"""
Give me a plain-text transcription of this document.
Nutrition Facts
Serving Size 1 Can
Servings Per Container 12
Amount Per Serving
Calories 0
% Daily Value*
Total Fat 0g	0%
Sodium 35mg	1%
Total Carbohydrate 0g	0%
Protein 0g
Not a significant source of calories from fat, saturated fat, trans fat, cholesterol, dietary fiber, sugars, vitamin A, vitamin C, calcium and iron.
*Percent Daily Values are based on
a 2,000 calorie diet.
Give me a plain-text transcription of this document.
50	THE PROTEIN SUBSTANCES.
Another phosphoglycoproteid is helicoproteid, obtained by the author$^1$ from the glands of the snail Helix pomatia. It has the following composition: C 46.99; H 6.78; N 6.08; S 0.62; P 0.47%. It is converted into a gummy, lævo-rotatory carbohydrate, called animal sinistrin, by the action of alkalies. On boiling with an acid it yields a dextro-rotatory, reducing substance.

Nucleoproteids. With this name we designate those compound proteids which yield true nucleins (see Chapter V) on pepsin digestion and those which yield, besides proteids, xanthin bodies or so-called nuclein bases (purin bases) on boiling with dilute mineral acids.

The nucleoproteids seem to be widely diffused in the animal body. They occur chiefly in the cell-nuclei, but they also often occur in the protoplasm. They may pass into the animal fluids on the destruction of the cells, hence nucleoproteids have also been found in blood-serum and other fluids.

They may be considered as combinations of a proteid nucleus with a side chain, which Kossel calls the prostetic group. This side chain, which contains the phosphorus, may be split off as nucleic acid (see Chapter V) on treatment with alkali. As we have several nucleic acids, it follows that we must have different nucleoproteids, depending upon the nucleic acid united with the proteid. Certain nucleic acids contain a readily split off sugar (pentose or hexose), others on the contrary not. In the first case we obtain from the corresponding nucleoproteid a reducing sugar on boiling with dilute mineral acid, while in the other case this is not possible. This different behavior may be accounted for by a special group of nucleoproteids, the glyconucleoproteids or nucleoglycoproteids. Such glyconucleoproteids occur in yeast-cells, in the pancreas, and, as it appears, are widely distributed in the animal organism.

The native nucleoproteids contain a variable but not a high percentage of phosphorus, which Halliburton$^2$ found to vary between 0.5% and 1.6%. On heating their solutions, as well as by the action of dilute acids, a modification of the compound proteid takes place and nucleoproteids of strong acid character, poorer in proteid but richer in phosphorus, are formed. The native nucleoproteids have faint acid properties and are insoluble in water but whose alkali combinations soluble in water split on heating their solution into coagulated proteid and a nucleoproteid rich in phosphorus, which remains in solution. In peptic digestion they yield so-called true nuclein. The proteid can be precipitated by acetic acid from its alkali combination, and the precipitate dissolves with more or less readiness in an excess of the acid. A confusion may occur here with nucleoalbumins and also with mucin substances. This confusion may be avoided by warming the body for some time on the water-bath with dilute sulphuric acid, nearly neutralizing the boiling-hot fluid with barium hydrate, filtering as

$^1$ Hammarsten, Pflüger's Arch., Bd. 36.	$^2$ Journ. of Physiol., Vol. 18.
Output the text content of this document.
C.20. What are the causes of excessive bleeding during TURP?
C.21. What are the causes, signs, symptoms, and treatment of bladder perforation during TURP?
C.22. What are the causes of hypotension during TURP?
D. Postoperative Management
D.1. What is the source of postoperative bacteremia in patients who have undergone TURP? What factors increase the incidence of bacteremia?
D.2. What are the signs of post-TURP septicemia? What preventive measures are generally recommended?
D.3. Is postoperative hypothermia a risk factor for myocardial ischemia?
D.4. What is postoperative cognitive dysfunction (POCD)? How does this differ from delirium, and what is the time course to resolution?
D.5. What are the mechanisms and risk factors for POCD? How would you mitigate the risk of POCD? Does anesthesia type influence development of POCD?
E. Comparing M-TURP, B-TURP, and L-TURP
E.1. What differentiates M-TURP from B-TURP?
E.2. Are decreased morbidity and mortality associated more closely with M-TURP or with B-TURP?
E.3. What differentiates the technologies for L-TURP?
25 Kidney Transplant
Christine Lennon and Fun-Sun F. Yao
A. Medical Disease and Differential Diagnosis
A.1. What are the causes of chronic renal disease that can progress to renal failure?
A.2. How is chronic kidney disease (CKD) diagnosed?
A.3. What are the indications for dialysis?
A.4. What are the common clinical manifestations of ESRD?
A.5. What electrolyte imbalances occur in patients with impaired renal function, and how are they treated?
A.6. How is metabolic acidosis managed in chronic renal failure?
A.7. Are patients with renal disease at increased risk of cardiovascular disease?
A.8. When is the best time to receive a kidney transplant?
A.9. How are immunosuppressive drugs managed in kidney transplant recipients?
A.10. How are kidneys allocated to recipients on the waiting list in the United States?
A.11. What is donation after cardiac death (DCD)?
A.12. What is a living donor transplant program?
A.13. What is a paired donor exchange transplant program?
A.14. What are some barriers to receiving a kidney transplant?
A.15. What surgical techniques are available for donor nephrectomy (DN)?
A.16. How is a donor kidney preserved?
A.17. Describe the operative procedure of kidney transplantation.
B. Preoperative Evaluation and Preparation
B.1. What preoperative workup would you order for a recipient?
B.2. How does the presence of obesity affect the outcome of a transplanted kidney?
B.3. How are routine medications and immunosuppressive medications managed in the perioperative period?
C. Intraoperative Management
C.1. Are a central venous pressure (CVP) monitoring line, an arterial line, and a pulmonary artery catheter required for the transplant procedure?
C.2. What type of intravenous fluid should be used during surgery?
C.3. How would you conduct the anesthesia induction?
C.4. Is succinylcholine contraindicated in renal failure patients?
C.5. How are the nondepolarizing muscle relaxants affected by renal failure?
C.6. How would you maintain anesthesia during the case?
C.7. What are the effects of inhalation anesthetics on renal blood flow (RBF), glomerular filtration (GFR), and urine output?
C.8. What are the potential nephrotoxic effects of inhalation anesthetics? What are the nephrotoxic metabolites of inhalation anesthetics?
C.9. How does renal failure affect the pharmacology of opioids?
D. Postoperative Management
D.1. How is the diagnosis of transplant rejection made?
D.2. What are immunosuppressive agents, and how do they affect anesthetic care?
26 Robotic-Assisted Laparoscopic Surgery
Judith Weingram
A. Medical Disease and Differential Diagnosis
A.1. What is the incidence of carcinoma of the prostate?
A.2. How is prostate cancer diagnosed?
"""
TRY IT: Every entry above must be copied exactly.

ANSWER SECTION:
Give me a plain-text transcription of this document.
Nutrition Facts
Serving Size 1 Can
Servings Per Container 12
Amount Per Serving
Calories 0
% Daily Value*
Total Fat 0g	0%
Sodium 35mg	1%
Total Carbohydrate 0g	0%
Protein 0g
Not a significant source of calories from fat, saturated fat, trans fat, cholesterol, dietary fiber, sugars, vitamin A, vitamin C, calcium and iron.
*Percent Daily Values are based on
a 2,000 calorie diet.
Give me a plain-text transcription of this document.
50	THE PROTEIN SUBSTANCES.
Another phosphoglycoproteid is helicoproteid, obtained by the author$^1$ from the glands of the snail Helix pomatia. It has the following composition: C 46.99; H 6.78; N 6.08; S 0.62; P 0.47%. It is converted into a gummy, lævo-rotatory carbohydrate, called animal sinistrin, by the action of alkalies. On boiling with an acid it yields a dextro-rotatory, reducing substance.

Nucleoproteids. With this name we designate those compound proteids which yield true nucleins (see Chapter V) on pepsin digestion and those which yield, besides proteids, xanthin bodies or so-called nuclein bases (purin bases) on boiling with dilute mineral acids.

The nucleoproteids seem to be widely diffused in the animal body. They occur chiefly in the cell-nuclei, but they also often occur in the protoplasm. They may pass into the animal fluids on the destruction of the cells, hence nucleoproteids have also been found in blood-serum and other fluids.

They may be considered as combinations of a proteid nucleus with a side chain, which Kossel calls the prostetic group. This side chain, which contains the phosphorus, may be split off as nucleic acid (see Chapter V) on treatment with alkali. As we have several nucleic acids, it follows that we must have different nucleoproteids, depending upon the nucleic acid united with the proteid. Certain nucleic acids contain a readily split off sugar (pentose or hexose), others on the contrary not. In the first case we obtain from the corresponding nucleoproteid a reducing sugar on boiling with dilute mineral acid, while in the other case this is not possible. This different behavior may be accounted for by a special group of nucleoproteids, the glyconucleoproteids or nucleoglycoproteids. Such glyconucleoproteids occur in yeast-cells, in the pancreas, and, as it appears, are widely distributed in the animal organism.

The native nucleoproteids contain a variable but not a high percentage of phosphorus, which Halliburton$^2$ found to vary between 0.5% and 1.6%. On heating their solutions, as well as by the action of dilute acids, a modification of the compound proteid takes place and nucleoproteids of strong acid character, poorer in proteid but richer in phosphorus, are formed. The native nucleoproteids have faint acid properties and are insoluble in water but whose alkali combinations soluble in water split on heating their solution into coagulated proteid and a nucleoproteid rich in phosphorus, which remains in solution. In peptic digestion they yield so-called true nuclein. The proteid can be precipitated by acetic acid from its alkali combination, and the precipitate dissolves with more or less readiness in an excess of the acid. A confusion may occur here with nucleoalbumins and also with mucin substances. This confusion may be avoided by warming the body for some time on the water-bath with dilute sulphuric acid, nearly neutralizing the boiling-hot fluid with barium hydrate, filtering as

$^1$ Hammarsten, Pflüger's Arch., Bd. 36.	$^2$ Journ. of Physiol., Vol. 18.
Output the text content of this document.
C.20. What are the causes of excessive bleeding during TURP?
C.21. What are the causes, signs, symptoms, and treatment of bladder perforation during TURP?
C.22. What are the causes of hypotension during TURP?
D. Postoperative Management
D.1. What is the source of postoperative bacteremia in patients who have undergone TURP? What factors increase the incidence of bacteremia?
D.2. What are the signs of post-TURP septicemia? What preventive measures are generally recommended?
D.3. Is postoperative hypothermia a risk factor for myocardial ischemia?
D.4. What is postoperative cognitive dysfunction (POCD)? How does this differ from delirium, and what is the time course to resolution?
D.5. What are the mechanisms and risk factors for POCD? How would you mitigate the risk of POCD? Does anesthesia type influence development of POCD?
E. Comparing M-TURP, B-TURP, and L-TURP
E.1. What differentiates M-TURP from B-TURP?
E.2. Are decreased morbidity and mortality associated more closely with M-TURP or with B-TURP?
E.3. What differentiates the technologies for L-TURP?
25 Kidney Transplant
Christine Lennon and Fun-Sun F. Yao
A. Medical Disease and Differential Diagnosis
A.1. What are the causes of chronic renal disease that can progress to renal failure?
A.2. How is chronic kidney disease (CKD) diagnosed?
A.3. What are the indications for dialysis?
A.4. What are the common clinical manifestations of ESRD?
A.5. What electrolyte imbalances occur in patients with impaired renal function, and how are they treated?
A.6. How is metabolic acidosis managed in chronic renal failure?
A.7. Are patients with renal disease at increased risk of cardiovascular disease?
A.8. When is the best time to receive a kidney transplant?
A.9. How are immunosuppressive drugs managed in kidney transplant recipients?
A.10. How are kidneys allocated to recipients on the waiting list in the United States?
A.11. What is donation after cardiac death (DCD)?
A.12. What is a living donor transplant program?
A.13. What is a paired donor exchange transplant program?
A.14. What are some barriers to receiving a kidney transplant?
A.15. What surgical techniques are available for donor nephrectomy (DN)?
A.16. How is a donor kidney preserved?
A.17. Describe the operative procedure of kidney transplantation.
B. Preoperative Evaluation and Preparation
B.1. What preoperative workup would you order for a recipient?
B.2. How does the presence of obesity affect the outcome of a transplanted kidney?
B.3. How are routine medications and immunosuppressive medications managed in the perioperative period?
C. Intraoperative Management
C.1. Are a central venous pressure (CVP) monitoring line, an arterial line, and a pulmonary artery catheter required for the transplant procedure?
C.2. What type of intravenous fluid should be used during surgery?
C.3. How would you conduct the anesthesia induction?
C.4. Is succinylcholine contraindicated in renal failure patients?
C.5. How are the nondepolarizing muscle relaxants affected by renal failure?
C.6. How would you maintain anesthesia during the case?
C.7. What are the effects of inhalation anesthetics on renal blood flow (RBF), glomerular filtration (GFR), and urine output?
C.8. What are the potential nephrotoxic effects of inhalation anesthetics? What are the nephrotoxic metabolites of inhalation anesthetics?
C.9. How does renal failure affect the pharmacology of opioids?
D. Postoperative Management
D.1. How is the diagnosis of transplant rejection made?
D.2. What are immunosuppressive agents, and how do they affect anesthetic care?
26 Robotic-Assisted Laparoscopic Surgery
Judith Weingram
A. Medical Disease and Differential Diagnosis
A.1. What is the incidence of carcinoma of the prostate?
A.2. How is prostate cancer diagnosed?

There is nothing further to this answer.